## Start DATA FOR THIS TASK

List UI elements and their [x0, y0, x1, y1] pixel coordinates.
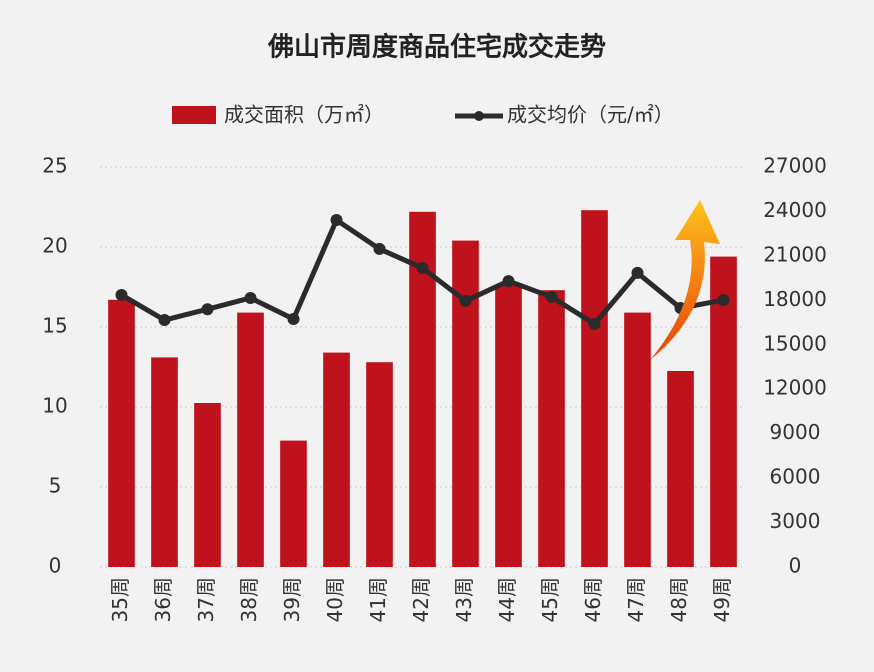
y-tick-label: 15: [42, 314, 67, 338]
x-tick-label: 46周: [581, 577, 605, 622]
legend-label: 成交均价（元/㎡）: [507, 103, 674, 127]
line-point: [115, 289, 128, 301]
bar: [667, 371, 694, 567]
y2-tick-label: 3000: [770, 509, 821, 533]
bar: [538, 290, 565, 567]
bar: [194, 403, 221, 567]
y2-tick-label: 24000: [763, 198, 827, 222]
x-tick-label: 44周: [495, 577, 519, 622]
chart-title: 佛山市周度商品住宅成交走势: [267, 32, 606, 63]
legend-swatch: [172, 106, 216, 124]
line-point: [545, 290, 558, 303]
x-tick-label: 42周: [409, 577, 433, 622]
bar: [710, 256, 737, 567]
bar: [323, 352, 350, 567]
y2-tick-label: 6000: [770, 465, 821, 489]
x-tick-label: 40周: [323, 577, 347, 622]
bar: [452, 240, 479, 567]
line-point: [330, 214, 343, 227]
bar: [581, 210, 608, 567]
y2-tick-label: 18000: [763, 287, 827, 311]
x-tick-label: 38周: [237, 577, 261, 622]
bar: [624, 312, 651, 567]
y-tick-label: 10: [42, 394, 67, 418]
line-point: [244, 291, 257, 304]
y2-tick-label: 0: [789, 554, 802, 578]
legend-swatch: [474, 111, 484, 121]
y2-tick-label: 9000: [770, 420, 821, 444]
y2-tick-label: 12000: [763, 376, 827, 400]
y-tick-label: 5: [49, 474, 62, 498]
x-tick-label: 48周: [667, 577, 691, 622]
line-point: [631, 266, 644, 279]
y-tick-label: 20: [42, 234, 67, 258]
legend-label: 成交面积（万㎡）: [224, 103, 384, 127]
bar: [237, 312, 264, 567]
bar: [108, 299, 135, 567]
bar: [366, 362, 393, 567]
x-tick-label: 36周: [151, 577, 175, 622]
x-tick-label: 45周: [538, 577, 562, 622]
x-tick-label: 49周: [710, 577, 734, 622]
line-point: [287, 313, 300, 325]
x-tick-label: 35周: [108, 577, 132, 622]
line-point: [717, 294, 730, 307]
y2-tick-label: 15000: [763, 331, 827, 355]
bar: [495, 285, 522, 567]
y2-tick-label: 21000: [763, 242, 827, 266]
y-tick-label: 0: [49, 554, 62, 578]
x-tick-label: 41周: [366, 577, 390, 622]
line-point: [158, 314, 171, 327]
line-point: [588, 318, 601, 331]
line-point: [201, 303, 214, 316]
line-point: [502, 275, 515, 288]
x-tick-label: 37周: [194, 577, 218, 622]
x-tick-label: 47周: [624, 577, 648, 622]
bar: [280, 440, 307, 567]
x-tick-label: 39周: [280, 577, 304, 622]
line-point: [373, 242, 386, 255]
x-tick-label: 43周: [452, 577, 476, 622]
line-point: [416, 262, 429, 275]
y-tick-label: 25: [42, 154, 67, 178]
y2-tick-label: 27000: [763, 154, 827, 178]
arrow-decoration: [650, 200, 720, 360]
line-point: [459, 294, 472, 307]
bar: [151, 357, 178, 567]
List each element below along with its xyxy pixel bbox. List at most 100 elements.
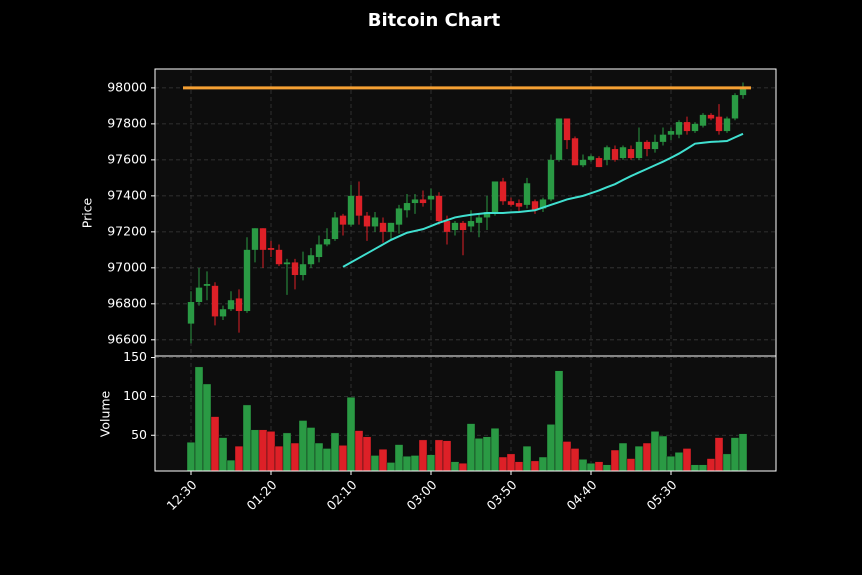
volume-bar [298, 420, 308, 472]
candle-body [475, 217, 483, 223]
volume-bar [490, 428, 500, 472]
volume-frame [154, 355, 777, 472]
y-tick-label: 97400 [107, 187, 147, 202]
volume-bar [514, 461, 524, 472]
candle-body [443, 221, 451, 232]
volume-bar [458, 463, 468, 472]
candle-body [547, 159, 555, 200]
candle-body [731, 95, 739, 119]
candle-body [627, 149, 635, 159]
candle-body [275, 249, 283, 265]
volume-bar [346, 396, 356, 472]
volume-bar [386, 462, 396, 472]
candle-body [379, 222, 387, 232]
volume-bar [658, 435, 668, 472]
candle-body [435, 195, 443, 222]
candle-body [299, 264, 307, 276]
candle-body [539, 199, 547, 209]
volume-bar [306, 427, 316, 472]
volume-bar [706, 458, 716, 472]
volume-bar [538, 456, 548, 472]
y-tick-label: 50 [131, 427, 147, 442]
candle-body [571, 138, 579, 166]
volume-bar [218, 437, 228, 472]
candle-body [643, 141, 651, 150]
volume-bar [698, 464, 708, 472]
candle-body [395, 208, 403, 225]
y-tick-label: 97800 [107, 115, 147, 130]
volume-bar [570, 448, 580, 472]
candle-body [195, 287, 203, 303]
candle-body [611, 149, 619, 160]
candle-body [187, 302, 195, 324]
volume-bar [610, 449, 620, 472]
volume-bar [418, 439, 428, 472]
volume-bar [522, 445, 532, 472]
volume-bar [242, 404, 252, 472]
candle-body [691, 123, 699, 132]
candle-body [699, 114, 707, 126]
candle-body [363, 215, 371, 227]
candle-body [587, 156, 595, 160]
volume-bar [410, 455, 420, 472]
volume-bar [210, 416, 220, 472]
candle-body [739, 87, 747, 96]
volume-bar [618, 442, 628, 472]
candle-body [467, 221, 475, 227]
volume-bar [226, 459, 236, 472]
volume-bar [634, 445, 644, 472]
volume-bar [322, 448, 332, 472]
candle-body [595, 158, 603, 168]
candle-body [619, 147, 627, 159]
candle-body [315, 244, 323, 258]
y-tick-label: 96600 [107, 331, 147, 346]
volume-bar [482, 436, 492, 472]
volume-bar [250, 429, 260, 472]
candle-body [203, 284, 211, 286]
candle-body [603, 147, 611, 160]
chart-title: Bitcoin Chart [368, 10, 501, 31]
candle-body [659, 134, 667, 142]
volume-bar [586, 463, 596, 472]
volume-bar [474, 438, 484, 472]
volume-bar [314, 442, 324, 472]
candle-body [515, 203, 523, 207]
candle-body [707, 114, 715, 119]
candle-body [491, 181, 499, 213]
volume-bar [330, 432, 340, 472]
candle-body [211, 285, 219, 317]
candle-body [563, 118, 571, 141]
volume-bar [642, 442, 652, 472]
candle-body [283, 262, 291, 265]
volume-bar [354, 430, 364, 472]
y-tick-label: 96800 [107, 295, 147, 310]
volume-axis-label: Volume [98, 390, 113, 437]
candle-body [675, 122, 683, 135]
volume-bar [450, 461, 460, 472]
candle-body [307, 255, 315, 265]
volume-bar [530, 460, 540, 472]
volume-bar [738, 433, 748, 472]
candle-body [555, 118, 563, 160]
volume-bar [290, 442, 300, 472]
y-axis-label: Price [80, 197, 95, 228]
volume-bar [682, 448, 692, 472]
volume-bar [722, 453, 732, 472]
volume-bar [370, 455, 380, 472]
candle-body [483, 212, 491, 218]
candle-body [523, 183, 531, 205]
volume-bar [650, 431, 660, 472]
volume-bar [546, 424, 556, 472]
volume-bar [402, 456, 412, 472]
y-tick-label: 97200 [107, 223, 147, 238]
candle-body [347, 195, 355, 225]
volume-bar [578, 459, 588, 472]
moving-average-line [342, 132, 744, 268]
volume-bar [466, 423, 476, 472]
volume-bar [442, 440, 452, 472]
candle-body [331, 217, 339, 240]
candle-body [531, 201, 539, 211]
candle-body [227, 300, 235, 310]
volume-bar [690, 464, 700, 472]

## End DATA FOR THIS TASK

*DO THIS*.
Duplicate the lines of the material above without any changes, starting at the line containing "y-tick-label: 15: [42, 314, 67, 338]" and ending at the line containing "y2-tick-label: 0: [789, 554, 802, 578]".

*RESPONSE*.
y-tick-label: 15: [42, 314, 67, 338]
x-tick-label: 46周: [581, 577, 605, 622]
legend-label: 成交均价（元/㎡）: [507, 103, 674, 127]
line-point: [115, 289, 128, 301]
bar: [667, 371, 694, 567]
y2-tick-label: 3000: [770, 509, 821, 533]
bar: [538, 290, 565, 567]
bar: [194, 403, 221, 567]
y2-tick-label: 24000: [763, 198, 827, 222]
x-tick-label: 44周: [495, 577, 519, 622]
chart-title: 佛山市周度商品住宅成交走势: [267, 32, 606, 63]
legend-swatch: [172, 106, 216, 124]
line-point: [545, 290, 558, 303]
x-tick-label: 42周: [409, 577, 433, 622]
bar: [710, 256, 737, 567]
bar: [323, 352, 350, 567]
y2-tick-label: 6000: [770, 465, 821, 489]
x-tick-label: 40周: [323, 577, 347, 622]
bar: [452, 240, 479, 567]
line-point: [330, 214, 343, 227]
bar: [581, 210, 608, 567]
y2-tick-label: 18000: [763, 287, 827, 311]
x-tick-label: 38周: [237, 577, 261, 622]
bar: [624, 312, 651, 567]
y-tick-label: 10: [42, 394, 67, 418]
line-point: [244, 291, 257, 304]
y2-tick-label: 0: [789, 554, 802, 578]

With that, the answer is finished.